Exercise requirements: What is the number of lines containing the word "Период"? Give that number alone.

Dataset content:
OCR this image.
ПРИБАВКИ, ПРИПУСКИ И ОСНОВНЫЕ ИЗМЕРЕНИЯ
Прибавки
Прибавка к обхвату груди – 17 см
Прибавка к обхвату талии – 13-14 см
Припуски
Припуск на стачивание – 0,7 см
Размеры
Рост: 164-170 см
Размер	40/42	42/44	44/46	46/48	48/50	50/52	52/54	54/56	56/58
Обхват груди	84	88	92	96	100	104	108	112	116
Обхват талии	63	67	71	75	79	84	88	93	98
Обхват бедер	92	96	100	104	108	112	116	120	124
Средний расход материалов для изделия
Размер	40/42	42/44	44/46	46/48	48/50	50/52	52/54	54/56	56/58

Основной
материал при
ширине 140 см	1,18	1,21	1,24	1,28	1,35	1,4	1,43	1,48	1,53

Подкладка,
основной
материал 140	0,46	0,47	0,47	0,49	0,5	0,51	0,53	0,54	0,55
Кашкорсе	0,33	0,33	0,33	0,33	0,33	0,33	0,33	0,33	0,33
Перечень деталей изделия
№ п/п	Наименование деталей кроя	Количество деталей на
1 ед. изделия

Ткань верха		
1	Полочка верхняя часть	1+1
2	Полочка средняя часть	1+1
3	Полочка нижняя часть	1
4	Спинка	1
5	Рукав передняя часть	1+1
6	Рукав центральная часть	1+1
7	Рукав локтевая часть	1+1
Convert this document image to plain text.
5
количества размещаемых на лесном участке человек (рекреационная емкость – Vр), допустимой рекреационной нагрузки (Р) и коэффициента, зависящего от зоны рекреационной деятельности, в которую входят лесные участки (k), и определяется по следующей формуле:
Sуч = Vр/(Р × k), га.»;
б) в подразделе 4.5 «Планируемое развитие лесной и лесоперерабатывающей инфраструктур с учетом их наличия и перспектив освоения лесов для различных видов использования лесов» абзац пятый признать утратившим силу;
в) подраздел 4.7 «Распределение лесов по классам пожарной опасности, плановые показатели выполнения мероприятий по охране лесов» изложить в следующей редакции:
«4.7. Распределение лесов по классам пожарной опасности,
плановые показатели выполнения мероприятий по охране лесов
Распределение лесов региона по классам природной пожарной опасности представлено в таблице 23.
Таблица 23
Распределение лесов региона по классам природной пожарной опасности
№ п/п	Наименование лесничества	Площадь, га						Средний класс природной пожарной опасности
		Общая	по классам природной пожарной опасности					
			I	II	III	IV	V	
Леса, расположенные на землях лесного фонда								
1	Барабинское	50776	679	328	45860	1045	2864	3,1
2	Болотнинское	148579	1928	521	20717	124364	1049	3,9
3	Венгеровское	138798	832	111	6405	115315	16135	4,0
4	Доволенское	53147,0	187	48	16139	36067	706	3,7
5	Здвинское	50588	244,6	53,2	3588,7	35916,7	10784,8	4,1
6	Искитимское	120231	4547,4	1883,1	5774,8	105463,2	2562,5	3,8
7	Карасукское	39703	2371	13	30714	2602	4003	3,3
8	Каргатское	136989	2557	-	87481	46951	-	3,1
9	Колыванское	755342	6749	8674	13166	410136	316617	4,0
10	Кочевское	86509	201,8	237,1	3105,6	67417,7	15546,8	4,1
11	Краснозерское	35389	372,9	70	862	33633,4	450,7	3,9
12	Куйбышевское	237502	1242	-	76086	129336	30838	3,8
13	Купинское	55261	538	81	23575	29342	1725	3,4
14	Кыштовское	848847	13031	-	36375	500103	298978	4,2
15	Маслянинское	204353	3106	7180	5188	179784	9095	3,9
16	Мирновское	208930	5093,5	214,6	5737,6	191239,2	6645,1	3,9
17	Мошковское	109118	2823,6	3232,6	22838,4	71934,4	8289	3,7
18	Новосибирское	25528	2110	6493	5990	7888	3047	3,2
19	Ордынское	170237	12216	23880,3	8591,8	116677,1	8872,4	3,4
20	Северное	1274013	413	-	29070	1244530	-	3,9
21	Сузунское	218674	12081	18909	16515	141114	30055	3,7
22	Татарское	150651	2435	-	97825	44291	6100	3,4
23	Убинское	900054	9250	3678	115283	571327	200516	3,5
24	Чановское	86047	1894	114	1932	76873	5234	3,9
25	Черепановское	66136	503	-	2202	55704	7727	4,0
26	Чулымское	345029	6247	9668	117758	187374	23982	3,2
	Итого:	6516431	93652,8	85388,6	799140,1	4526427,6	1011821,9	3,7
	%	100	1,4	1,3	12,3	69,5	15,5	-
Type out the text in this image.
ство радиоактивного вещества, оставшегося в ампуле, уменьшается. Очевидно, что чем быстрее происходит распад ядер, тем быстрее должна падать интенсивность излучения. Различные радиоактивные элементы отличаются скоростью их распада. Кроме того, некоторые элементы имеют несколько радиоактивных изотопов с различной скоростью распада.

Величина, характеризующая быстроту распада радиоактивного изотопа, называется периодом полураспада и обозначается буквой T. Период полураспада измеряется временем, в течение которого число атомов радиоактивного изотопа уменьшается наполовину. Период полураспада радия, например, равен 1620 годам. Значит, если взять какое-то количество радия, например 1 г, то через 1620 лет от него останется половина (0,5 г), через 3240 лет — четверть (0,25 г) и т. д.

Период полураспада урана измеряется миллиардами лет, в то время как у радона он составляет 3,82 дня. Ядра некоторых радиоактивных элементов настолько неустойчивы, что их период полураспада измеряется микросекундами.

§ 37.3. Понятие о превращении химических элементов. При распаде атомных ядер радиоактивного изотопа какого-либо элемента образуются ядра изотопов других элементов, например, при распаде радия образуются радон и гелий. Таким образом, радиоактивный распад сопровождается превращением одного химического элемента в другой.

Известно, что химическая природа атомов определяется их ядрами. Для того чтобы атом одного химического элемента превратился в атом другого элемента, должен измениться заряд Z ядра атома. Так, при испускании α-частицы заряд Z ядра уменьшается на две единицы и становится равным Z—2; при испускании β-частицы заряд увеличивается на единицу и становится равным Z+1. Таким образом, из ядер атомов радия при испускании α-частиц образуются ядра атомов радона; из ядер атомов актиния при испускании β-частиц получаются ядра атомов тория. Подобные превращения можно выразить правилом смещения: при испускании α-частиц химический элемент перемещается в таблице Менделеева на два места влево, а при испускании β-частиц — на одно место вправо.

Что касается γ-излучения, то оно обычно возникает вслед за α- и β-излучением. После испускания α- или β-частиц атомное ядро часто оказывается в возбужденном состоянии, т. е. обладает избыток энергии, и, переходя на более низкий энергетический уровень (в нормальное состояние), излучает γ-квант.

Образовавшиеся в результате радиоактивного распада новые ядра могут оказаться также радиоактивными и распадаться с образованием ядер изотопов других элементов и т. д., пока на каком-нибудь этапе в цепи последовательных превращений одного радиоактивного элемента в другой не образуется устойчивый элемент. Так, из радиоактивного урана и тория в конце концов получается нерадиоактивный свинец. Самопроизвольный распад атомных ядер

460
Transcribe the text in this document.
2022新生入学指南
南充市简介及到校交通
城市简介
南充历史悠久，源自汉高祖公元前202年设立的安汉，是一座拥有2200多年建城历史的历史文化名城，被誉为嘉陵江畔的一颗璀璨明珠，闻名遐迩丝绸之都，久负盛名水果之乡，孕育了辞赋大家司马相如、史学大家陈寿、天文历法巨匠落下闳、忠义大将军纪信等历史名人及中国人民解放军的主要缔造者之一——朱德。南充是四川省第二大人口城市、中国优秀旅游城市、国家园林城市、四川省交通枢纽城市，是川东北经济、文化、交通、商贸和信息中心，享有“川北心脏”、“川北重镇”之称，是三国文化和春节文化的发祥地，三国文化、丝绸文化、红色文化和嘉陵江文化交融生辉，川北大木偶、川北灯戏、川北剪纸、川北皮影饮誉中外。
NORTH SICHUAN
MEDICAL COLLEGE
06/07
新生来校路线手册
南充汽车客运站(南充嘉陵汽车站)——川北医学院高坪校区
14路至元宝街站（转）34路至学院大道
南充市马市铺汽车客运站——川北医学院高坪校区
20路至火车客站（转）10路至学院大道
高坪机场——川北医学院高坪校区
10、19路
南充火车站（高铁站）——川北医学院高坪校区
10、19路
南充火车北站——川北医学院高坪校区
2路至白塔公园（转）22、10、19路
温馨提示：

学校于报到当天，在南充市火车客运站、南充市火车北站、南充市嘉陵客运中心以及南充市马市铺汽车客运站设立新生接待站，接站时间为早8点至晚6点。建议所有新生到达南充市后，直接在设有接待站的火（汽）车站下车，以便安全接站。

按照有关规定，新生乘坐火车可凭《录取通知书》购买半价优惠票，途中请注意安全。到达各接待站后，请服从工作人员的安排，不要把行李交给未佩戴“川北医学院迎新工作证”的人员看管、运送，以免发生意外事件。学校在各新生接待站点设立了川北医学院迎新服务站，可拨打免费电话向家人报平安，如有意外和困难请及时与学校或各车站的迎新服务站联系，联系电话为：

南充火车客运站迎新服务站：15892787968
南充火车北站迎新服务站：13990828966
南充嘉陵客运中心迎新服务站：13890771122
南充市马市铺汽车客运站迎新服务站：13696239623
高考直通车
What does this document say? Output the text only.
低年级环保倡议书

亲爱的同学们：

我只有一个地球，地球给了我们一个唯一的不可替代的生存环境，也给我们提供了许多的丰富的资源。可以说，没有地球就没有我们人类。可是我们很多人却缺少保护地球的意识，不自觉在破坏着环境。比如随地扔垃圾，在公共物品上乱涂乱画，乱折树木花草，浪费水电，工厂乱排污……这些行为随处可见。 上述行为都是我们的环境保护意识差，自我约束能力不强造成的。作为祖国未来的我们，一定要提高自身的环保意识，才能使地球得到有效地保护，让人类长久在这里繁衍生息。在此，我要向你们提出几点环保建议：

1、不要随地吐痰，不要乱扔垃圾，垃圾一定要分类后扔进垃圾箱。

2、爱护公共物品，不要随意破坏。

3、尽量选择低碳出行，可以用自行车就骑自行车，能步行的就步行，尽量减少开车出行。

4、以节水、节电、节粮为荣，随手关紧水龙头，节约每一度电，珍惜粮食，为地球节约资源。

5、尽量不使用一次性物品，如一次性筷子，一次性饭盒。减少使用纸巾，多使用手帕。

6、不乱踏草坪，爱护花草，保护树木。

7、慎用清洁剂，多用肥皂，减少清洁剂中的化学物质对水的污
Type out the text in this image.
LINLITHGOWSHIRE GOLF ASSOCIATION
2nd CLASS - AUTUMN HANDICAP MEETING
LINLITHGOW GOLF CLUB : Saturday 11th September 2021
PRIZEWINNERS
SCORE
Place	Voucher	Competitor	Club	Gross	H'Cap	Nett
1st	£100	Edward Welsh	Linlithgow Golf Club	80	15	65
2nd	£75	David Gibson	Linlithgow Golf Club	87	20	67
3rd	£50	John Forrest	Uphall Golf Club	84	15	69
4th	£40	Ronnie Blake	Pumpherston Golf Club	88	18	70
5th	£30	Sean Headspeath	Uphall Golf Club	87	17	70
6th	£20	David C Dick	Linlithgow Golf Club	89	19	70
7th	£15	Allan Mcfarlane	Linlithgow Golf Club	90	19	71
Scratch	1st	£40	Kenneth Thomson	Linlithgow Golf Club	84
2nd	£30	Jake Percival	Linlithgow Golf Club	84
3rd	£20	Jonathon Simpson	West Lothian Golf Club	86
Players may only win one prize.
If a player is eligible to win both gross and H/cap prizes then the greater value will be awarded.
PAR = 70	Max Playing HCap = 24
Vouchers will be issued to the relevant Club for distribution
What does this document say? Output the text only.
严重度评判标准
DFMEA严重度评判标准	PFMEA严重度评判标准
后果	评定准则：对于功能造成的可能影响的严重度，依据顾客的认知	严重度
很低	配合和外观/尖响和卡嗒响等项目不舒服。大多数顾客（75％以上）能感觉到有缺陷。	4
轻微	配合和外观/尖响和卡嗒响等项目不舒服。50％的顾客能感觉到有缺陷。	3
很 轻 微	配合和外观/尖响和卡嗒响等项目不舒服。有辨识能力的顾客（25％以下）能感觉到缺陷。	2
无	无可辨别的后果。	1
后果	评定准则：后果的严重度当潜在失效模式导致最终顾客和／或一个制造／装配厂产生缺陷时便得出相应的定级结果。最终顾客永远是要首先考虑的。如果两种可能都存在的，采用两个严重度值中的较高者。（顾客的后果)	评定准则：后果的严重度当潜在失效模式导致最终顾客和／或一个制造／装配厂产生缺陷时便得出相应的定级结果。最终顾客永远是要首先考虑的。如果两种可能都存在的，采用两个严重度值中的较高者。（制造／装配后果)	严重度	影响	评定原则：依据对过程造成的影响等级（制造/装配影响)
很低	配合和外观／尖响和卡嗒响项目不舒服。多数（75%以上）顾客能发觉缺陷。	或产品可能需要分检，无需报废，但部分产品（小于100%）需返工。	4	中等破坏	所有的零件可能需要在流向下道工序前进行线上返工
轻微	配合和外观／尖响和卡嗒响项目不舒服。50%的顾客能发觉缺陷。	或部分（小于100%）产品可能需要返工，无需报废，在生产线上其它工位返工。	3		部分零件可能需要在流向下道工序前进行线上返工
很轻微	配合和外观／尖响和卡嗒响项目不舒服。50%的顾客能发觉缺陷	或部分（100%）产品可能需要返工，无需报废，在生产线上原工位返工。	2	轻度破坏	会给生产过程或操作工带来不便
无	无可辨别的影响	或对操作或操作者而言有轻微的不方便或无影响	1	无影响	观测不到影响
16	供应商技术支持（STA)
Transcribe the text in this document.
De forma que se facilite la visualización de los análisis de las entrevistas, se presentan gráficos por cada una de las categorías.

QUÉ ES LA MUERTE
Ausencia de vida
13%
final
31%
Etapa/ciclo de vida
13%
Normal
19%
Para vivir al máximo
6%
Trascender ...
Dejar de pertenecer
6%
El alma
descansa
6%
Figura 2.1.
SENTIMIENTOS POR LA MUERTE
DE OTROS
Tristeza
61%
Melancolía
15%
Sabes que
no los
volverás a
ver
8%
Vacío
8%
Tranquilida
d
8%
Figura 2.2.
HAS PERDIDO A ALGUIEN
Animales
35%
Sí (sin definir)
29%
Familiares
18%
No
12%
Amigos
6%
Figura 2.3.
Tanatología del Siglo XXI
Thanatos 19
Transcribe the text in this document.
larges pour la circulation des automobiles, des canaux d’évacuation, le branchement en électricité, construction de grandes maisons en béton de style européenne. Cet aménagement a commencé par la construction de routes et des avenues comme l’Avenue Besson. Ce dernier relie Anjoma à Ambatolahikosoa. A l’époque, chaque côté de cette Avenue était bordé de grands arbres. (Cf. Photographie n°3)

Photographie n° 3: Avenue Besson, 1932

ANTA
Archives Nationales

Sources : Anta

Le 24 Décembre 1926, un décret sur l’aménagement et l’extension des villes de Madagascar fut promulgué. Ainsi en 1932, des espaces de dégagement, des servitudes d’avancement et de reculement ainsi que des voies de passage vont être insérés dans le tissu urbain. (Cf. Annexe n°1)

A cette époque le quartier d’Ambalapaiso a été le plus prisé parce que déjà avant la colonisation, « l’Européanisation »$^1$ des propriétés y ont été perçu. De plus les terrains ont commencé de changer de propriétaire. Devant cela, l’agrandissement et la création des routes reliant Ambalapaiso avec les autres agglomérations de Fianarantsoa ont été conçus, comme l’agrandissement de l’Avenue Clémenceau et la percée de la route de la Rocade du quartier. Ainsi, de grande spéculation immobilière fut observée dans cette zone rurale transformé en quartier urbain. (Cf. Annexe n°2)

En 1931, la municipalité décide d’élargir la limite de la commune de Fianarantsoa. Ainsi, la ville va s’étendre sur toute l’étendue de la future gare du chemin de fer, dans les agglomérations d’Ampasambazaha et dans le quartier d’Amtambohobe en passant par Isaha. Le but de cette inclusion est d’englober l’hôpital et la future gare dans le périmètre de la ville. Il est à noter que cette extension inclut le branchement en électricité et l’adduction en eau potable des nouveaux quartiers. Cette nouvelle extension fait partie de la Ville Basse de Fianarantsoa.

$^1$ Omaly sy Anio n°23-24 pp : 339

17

Response: 2